▶ **Descrição do exercício**: Reescreva as linhas de todos os itens abaixo, renomeando "column-divider" para "column-separator" e mantendo todo o resto sem alteração.

=== Material da tarefa ===

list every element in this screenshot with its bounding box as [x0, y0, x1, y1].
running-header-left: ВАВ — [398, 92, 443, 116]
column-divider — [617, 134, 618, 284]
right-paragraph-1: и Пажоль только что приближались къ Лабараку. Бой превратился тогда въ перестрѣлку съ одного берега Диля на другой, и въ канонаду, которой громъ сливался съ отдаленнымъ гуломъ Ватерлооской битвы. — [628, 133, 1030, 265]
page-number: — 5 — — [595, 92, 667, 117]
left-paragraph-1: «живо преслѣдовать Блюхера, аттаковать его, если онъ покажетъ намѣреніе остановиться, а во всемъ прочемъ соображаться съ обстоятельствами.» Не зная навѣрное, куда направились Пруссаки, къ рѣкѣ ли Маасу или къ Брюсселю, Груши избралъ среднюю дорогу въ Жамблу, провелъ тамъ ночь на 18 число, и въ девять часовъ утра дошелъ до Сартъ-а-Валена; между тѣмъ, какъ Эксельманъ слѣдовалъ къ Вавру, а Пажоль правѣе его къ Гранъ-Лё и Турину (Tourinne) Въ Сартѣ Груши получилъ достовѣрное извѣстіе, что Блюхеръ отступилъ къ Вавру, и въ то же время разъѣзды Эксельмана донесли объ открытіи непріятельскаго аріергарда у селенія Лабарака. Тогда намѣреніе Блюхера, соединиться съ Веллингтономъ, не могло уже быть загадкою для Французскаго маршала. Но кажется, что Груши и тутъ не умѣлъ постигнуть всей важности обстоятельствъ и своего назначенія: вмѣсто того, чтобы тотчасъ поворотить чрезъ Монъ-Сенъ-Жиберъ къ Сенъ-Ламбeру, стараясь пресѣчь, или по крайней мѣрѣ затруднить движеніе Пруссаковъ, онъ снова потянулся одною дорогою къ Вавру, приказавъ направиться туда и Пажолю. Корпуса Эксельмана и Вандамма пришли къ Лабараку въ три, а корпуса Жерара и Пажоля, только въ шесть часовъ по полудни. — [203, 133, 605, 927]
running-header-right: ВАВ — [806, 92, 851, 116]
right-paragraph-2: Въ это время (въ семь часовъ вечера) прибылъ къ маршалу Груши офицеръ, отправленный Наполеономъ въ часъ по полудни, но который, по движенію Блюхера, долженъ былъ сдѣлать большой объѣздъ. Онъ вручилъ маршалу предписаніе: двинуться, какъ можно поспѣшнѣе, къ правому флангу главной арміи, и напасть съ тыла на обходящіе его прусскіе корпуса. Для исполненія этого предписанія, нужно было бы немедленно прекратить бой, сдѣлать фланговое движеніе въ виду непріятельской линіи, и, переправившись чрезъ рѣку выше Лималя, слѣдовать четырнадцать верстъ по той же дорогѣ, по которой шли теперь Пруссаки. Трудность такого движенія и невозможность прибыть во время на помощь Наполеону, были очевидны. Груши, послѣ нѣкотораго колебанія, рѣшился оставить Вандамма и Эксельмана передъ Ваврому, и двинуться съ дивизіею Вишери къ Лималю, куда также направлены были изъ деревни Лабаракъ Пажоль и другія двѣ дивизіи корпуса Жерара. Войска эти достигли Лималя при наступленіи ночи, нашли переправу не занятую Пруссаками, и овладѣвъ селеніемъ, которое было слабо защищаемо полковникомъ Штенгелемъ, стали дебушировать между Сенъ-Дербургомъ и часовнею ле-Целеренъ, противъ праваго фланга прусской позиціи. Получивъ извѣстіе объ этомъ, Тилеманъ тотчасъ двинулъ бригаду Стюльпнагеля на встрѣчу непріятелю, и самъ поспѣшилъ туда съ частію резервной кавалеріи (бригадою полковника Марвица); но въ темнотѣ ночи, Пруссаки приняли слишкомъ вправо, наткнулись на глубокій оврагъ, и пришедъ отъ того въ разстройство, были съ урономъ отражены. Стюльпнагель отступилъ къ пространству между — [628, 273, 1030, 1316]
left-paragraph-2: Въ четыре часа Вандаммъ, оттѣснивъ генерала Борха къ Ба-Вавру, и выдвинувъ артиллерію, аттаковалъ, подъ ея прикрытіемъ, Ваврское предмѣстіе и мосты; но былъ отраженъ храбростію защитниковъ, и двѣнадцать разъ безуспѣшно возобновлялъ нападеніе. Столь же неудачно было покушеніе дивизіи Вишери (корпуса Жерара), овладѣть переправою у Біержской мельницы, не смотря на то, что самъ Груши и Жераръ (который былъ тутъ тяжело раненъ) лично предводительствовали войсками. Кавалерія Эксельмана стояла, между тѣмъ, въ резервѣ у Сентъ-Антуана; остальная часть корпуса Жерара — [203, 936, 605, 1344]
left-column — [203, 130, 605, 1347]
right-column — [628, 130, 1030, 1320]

===

▶ **Resposta à tarefa**:
list every element in this screenshot with its bounding box as [x0, y0, x1, y1].
running-header-left: ВАВ — [398, 92, 443, 116]
column-separator — [617, 134, 618, 284]
right-paragraph-1: и Пажоль только что приближались къ Лабараку. Бой превратился тогда въ перестрѣлку съ одного берега Диля на другой, и въ канонаду, которой громъ сливался съ отдаленнымъ гуломъ Ватерлооской битвы. — [628, 133, 1030, 265]
page-number: — 5 — — [595, 92, 667, 117]
left-paragraph-1: «живо преслѣдовать Блюхера, аттаковать его, если онъ покажетъ намѣреніе остановиться, а во всемъ прочемъ соображаться съ обстоятельствами.» Не зная навѣрное, куда направились Пруссаки, къ рѣкѣ ли Маасу или къ Брюсселю, Груши избралъ среднюю дорогу въ Жамблу, провелъ тамъ ночь на 18 число, и въ девять часовъ утра дошелъ до Сартъ-а-Валена; между тѣмъ, какъ Эксельманъ слѣдовалъ къ Вавру, а Пажоль правѣе его къ Гранъ-Лё и Турину (Tourinne) Въ Сартѣ Груши получилъ достовѣрное извѣстіе, что Блюхеръ отступилъ къ Вавру, и въ то же время разъѣзды Эксельмана донесли объ открытіи непріятельскаго аріергарда у селенія Лабарака. Тогда намѣреніе Блюхера, соединиться съ Веллингтономъ, не могло уже быть загадкою для Французскаго маршала. Но кажется, что Груши и тутъ не умѣлъ постигнуть всей важности обстоятельствъ и своего назначенія: вмѣсто того, чтобы тотчасъ поворотить чрезъ Монъ-Сенъ-Жиберъ къ Сенъ-Ламбeру, стараясь пресѣчь, или по крайней мѣрѣ затруднить движеніе Пруссаковъ, онъ снова потянулся одною дорогою къ Вавру, приказавъ направиться туда и Пажолю. Корпуса Эксельмана и Вандамма пришли къ Лабараку въ три, а корпуса Жерара и Пажоля, только въ шесть часовъ по полудни. — [203, 133, 605, 927]
running-header-right: ВАВ — [806, 92, 851, 116]
right-paragraph-2: Въ это время (въ семь часовъ вечера) прибылъ къ маршалу Груши офицеръ, отправленный Наполеономъ въ часъ по полудни, но который, по движенію Блюхера, долженъ былъ сдѣлать большой объѣздъ. Онъ вручилъ маршалу предписаніе: двинуться, какъ можно поспѣшнѣе, къ правому флангу главной арміи, и напасть съ тыла на обходящіе его прусскіе корпуса. Для исполненія этого предписанія, нужно было бы немедленно прекратить бой, сдѣлать фланговое движеніе въ виду непріятельской линіи, и, переправившись чрезъ рѣку выше Лималя, слѣдовать четырнадцать верстъ по той же дорогѣ, по которой шли теперь Пруссаки. Трудность такого движенія и невозможность прибыть во время на помощь Наполеону, были очевидны. Груши, послѣ нѣкотораго колебанія, рѣшился оставить Вандамма и Эксельмана передъ Ваврому, и двинуться съ дивизіею Вишери къ Лималю, куда также направлены были изъ деревни Лабаракъ Пажоль и другія двѣ дивизіи корпуса Жерара. Войска эти достигли Лималя при наступленіи ночи, нашли переправу не занятую Пруссаками, и овладѣвъ селеніемъ, которое было слабо защищаемо полковникомъ Штенгелемъ, стали дебушировать между Сенъ-Дербургомъ и часовнею ле-Целеренъ, противъ праваго фланга прусской позиціи. Получивъ извѣстіе объ этомъ, Тилеманъ тотчасъ двинулъ бригаду Стюльпнагеля на встрѣчу непріятелю, и самъ поспѣшилъ туда съ частію резервной кавалеріи (бригадою полковника Марвица); но въ темнотѣ ночи, Пруссаки приняли слишкомъ вправо, наткнулись на глубокій оврагъ, и пришедъ отъ того въ разстройство, были съ урономъ отражены. Стюльпнагель отступилъ къ пространству между — [628, 273, 1030, 1316]
left-paragraph-2: Въ четыре часа Вандаммъ, оттѣснивъ генерала Борха къ Ба-Вавру, и выдвинувъ артиллерію, аттаковалъ, подъ ея прикрытіемъ, Ваврское предмѣстіе и мосты; но былъ отраженъ храбростію защитниковъ, и двѣнадцать разъ безуспѣшно возобновлялъ нападеніе. Столь же неудачно было покушеніе дивизіи Вишери (корпуса Жерара), овладѣть переправою у Біержской мельницы, не смотря на то, что самъ Груши и Жераръ (который былъ тутъ тяжело раненъ) лично предводительствовали войсками. Кавалерія Эксельмана стояла, между тѣмъ, въ резервѣ у Сентъ-Антуана; остальная часть корпуса Жерара — [203, 936, 605, 1344]
left-column — [203, 130, 605, 1347]
right-column — [628, 130, 1030, 1320]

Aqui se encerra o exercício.